INSTRUCTIONS TO FOLLOW> Copy the rows below without any changes.

============================================================

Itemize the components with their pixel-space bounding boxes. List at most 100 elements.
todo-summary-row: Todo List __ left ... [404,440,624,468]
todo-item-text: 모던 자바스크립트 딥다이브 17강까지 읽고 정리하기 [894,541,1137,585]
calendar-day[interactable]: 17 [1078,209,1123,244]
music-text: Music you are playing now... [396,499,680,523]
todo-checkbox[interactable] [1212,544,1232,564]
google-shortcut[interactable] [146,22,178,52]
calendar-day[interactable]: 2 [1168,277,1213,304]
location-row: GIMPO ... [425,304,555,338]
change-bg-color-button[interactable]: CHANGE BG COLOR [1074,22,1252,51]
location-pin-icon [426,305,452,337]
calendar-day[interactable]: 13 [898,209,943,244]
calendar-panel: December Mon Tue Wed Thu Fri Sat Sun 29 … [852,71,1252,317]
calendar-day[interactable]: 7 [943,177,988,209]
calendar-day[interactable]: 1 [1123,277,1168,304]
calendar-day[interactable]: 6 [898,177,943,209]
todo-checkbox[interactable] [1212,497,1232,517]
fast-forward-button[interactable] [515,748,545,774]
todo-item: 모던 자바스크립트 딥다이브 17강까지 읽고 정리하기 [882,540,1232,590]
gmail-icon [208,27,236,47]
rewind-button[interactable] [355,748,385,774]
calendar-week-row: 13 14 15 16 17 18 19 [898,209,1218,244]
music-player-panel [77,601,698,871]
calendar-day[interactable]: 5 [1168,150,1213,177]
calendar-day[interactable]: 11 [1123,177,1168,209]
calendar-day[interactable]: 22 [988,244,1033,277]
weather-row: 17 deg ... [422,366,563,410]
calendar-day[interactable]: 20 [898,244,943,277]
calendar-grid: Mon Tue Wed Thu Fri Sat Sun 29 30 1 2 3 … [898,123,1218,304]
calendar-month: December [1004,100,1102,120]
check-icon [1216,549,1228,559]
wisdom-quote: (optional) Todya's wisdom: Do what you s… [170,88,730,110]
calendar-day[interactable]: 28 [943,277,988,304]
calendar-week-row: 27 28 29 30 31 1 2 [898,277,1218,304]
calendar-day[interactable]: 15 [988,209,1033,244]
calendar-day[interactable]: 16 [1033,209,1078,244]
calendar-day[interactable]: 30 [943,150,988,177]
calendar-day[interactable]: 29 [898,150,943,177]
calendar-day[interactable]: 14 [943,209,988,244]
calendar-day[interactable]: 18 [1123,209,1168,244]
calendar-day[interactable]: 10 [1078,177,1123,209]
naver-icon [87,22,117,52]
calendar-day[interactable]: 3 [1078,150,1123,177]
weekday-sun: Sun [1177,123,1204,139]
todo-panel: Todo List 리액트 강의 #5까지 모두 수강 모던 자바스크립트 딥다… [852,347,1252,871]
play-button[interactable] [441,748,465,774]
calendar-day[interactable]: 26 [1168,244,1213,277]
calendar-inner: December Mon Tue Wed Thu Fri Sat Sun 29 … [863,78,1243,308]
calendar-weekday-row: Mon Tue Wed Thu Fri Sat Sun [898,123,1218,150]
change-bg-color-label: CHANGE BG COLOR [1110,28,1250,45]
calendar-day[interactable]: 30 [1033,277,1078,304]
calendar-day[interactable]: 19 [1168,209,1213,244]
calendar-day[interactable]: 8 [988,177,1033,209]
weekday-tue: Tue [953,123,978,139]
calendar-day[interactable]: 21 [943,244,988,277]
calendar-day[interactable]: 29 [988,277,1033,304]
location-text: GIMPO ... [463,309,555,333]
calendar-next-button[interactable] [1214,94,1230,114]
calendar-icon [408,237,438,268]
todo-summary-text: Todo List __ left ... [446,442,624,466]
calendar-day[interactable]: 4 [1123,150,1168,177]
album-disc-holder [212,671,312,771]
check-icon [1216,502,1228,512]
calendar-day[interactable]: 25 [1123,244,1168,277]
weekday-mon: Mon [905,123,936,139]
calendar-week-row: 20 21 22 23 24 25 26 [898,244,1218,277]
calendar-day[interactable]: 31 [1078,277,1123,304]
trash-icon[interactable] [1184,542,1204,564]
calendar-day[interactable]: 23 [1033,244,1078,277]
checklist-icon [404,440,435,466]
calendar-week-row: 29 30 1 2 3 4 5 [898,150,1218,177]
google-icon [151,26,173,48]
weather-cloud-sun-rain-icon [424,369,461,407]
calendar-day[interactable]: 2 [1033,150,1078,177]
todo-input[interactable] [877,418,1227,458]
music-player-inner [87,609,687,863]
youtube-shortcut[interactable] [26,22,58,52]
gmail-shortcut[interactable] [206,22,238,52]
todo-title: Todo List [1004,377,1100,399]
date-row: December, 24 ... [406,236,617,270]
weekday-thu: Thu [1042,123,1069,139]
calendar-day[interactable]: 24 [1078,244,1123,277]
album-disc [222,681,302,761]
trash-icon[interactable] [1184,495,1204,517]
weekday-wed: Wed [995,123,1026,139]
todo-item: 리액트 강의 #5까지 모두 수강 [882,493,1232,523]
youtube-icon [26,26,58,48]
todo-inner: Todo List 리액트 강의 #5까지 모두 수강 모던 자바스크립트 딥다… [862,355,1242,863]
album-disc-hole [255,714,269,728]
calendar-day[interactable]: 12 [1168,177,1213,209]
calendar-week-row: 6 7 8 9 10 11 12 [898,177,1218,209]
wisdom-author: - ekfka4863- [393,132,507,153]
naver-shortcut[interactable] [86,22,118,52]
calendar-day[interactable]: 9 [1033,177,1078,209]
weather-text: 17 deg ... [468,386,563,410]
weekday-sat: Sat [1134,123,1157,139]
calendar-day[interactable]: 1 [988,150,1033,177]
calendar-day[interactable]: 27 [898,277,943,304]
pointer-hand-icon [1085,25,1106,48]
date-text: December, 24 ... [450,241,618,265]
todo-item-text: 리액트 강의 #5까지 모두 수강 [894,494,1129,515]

============================================================

RESULT>
Itemize the components with their pixel-space bounding boxes. List at most 100 elements.
todo-summary-row: Todo List __ left ... [404,440,624,468]
todo-item-text: 모던 자바스크립트 딥다이브 17강까지 읽고 정리하기 [894,541,1137,585]
calendar-day[interactable]: 17 [1078,209,1123,244]
music-text: Music you are playing now... [396,499,680,523]
todo-checkbox[interactable] [1212,544,1232,564]
google-shortcut[interactable] [146,22,178,52]
calendar-day[interactable]: 2 [1168,277,1213,304]
location-row: GIMPO ... [425,304,555,338]
change-bg-color-button[interactable]: CHANGE BG COLOR [1074,22,1252,51]
location-pin-icon [426,305,452,337]
calendar-day[interactable]: 13 [898,209,943,244]
calendar-panel: December Mon Tue Wed Thu Fri Sat Sun 29 … [852,71,1252,317]
calendar-day[interactable]: 7 [943,177,988,209]
calendar-day[interactable]: 1 [1123,277,1168,304]
calendar-day[interactable]: 6 [898,177,943,209]
todo-checkbox[interactable] [1212,497,1232,517]
fast-forward-button[interactable] [515,748,545,774]
todo-item: 모던 자바스크립트 딥다이브 17강까지 읽고 정리하기 [882,540,1232,590]
gmail-icon [208,27,236,47]
rewind-button[interactable] [355,748,385,774]
calendar-week-row: 13 14 15 16 17 18 19 [898,209,1218,244]
music-player-panel [77,601,698,871]
calendar-day[interactable]: 5 [1168,150,1213,177]
calendar-day[interactable]: 11 [1123,177,1168,209]
calendar-day[interactable]: 22 [988,244,1033,277]
weather-row: 17 deg ... [422,366,563,410]
calendar-day[interactable]: 20 [898,244,943,277]
calendar-grid: Mon Tue Wed Thu Fri Sat Sun 29 30 1 2 3 … [898,123,1218,304]
calendar-month: December [1004,100,1102,120]
check-icon [1216,549,1228,559]
wisdom-quote: (optional) Todya's wisdom: Do what you s… [170,88,730,110]
calendar-day[interactable]: 28 [943,277,988,304]
calendar-week-row: 27 28 29 30 31 1 2 [898,277,1218,304]
calendar-day[interactable]: 15 [988,209,1033,244]
calendar-day[interactable]: 16 [1033,209,1078,244]
calendar-day[interactable]: 30 [943,150,988,177]
calendar-day[interactable]: 29 [898,150,943,177]
calendar-day[interactable]: 14 [943,209,988,244]
calendar-day[interactable]: 18 [1123,209,1168,244]
calendar-day[interactable]: 10 [1078,177,1123,209]
naver-icon [87,22,117,52]
calendar-day[interactable]: 3 [1078,150,1123,177]
weekday-sun: Sun [1177,123,1204,139]
todo-panel: Todo List 리액트 강의 #5까지 모두 수강 모던 자바스크립트 딥다… [852,347,1252,871]
play-button[interactable] [441,748,465,774]
calendar-day[interactable]: 26 [1168,244,1213,277]
calendar-inner: December Mon Tue Wed Thu Fri Sat Sun 29 … [863,78,1243,308]
calendar-weekday-row: Mon Tue Wed Thu Fri Sat Sun [898,123,1218,150]
change-bg-color-label: CHANGE BG COLOR [1110,28,1250,45]
calendar-day[interactable]: 30 [1033,277,1078,304]
calendar-day[interactable]: 19 [1168,209,1213,244]
calendar-day[interactable]: 8 [988,177,1033,209]
weekday-tue: Tue [953,123,978,139]
calendar-day[interactable]: 21 [943,244,988,277]
calendar-day[interactable]: 29 [988,277,1033,304]
location-text: GIMPO ... [463,309,555,333]
calendar-next-button[interactable] [1214,94,1230,114]
calendar-icon [408,237,438,268]
todo-summary-text: Todo List __ left ... [446,442,624,466]
calendar-day[interactable]: 4 [1123,150,1168,177]
album-disc-holder [212,671,312,771]
check-icon [1216,502,1228,512]
calendar-day[interactable]: 25 [1123,244,1168,277]
weekday-mon: Mon [905,123,936,139]
calendar-week-row: 20 21 22 23 24 25 26 [898,244,1218,277]
calendar-day[interactable]: 31 [1078,277,1123,304]
trash-icon[interactable] [1184,542,1204,564]
calendar-day[interactable]: 23 [1033,244,1078,277]
checklist-icon [404,440,435,466]
calendar-week-row: 29 30 1 2 3 4 5 [898,150,1218,177]
google-icon [151,26,173,48]
weather-cloud-sun-rain-icon [424,369,461,407]
calendar-day[interactable]: 2 [1033,150,1078,177]
todo-input[interactable] [877,418,1227,458]
music-player-inner [87,609,687,863]
youtube-shortcut[interactable] [26,22,58,52]
gmail-shortcut[interactable] [206,22,238,52]
todo-title: Todo List [1004,377,1100,399]
date-row: December, 24 ... [406,236,617,270]
weekday-thu: Thu [1042,123,1069,139]
calendar-day[interactable]: 24 [1078,244,1123,277]
album-disc [222,681,302,761]
trash-icon[interactable] [1184,495,1204,517]
weekday-wed: Wed [995,123,1026,139]
todo-item: 리액트 강의 #5까지 모두 수강 [882,493,1232,523]
youtube-icon [26,26,58,48]
todo-inner: Todo List 리액트 강의 #5까지 모두 수강 모던 자바스크립트 딥다… [862,355,1242,863]
album-disc-hole [255,714,269,728]
calendar-day[interactable]: 12 [1168,177,1213,209]
calendar-week-row: 6 7 8 9 10 11 12 [898,177,1218,209]
wisdom-author: - ekfka4863- [393,132,507,153]
naver-shortcut[interactable] [86,22,118,52]
calendar-day[interactable]: 9 [1033,177,1078,209]
weather-text: 17 deg ... [468,386,563,410]
weekday-sat: Sat [1134,123,1157,139]
calendar-day[interactable]: 1 [988,150,1033,177]
calendar-day[interactable]: 27 [898,277,943,304]
pointer-hand-icon [1085,25,1106,48]
date-text: December, 24 ... [450,241,618,265]
todo-item-text: 리액트 강의 #5까지 모두 수강 [894,494,1129,515]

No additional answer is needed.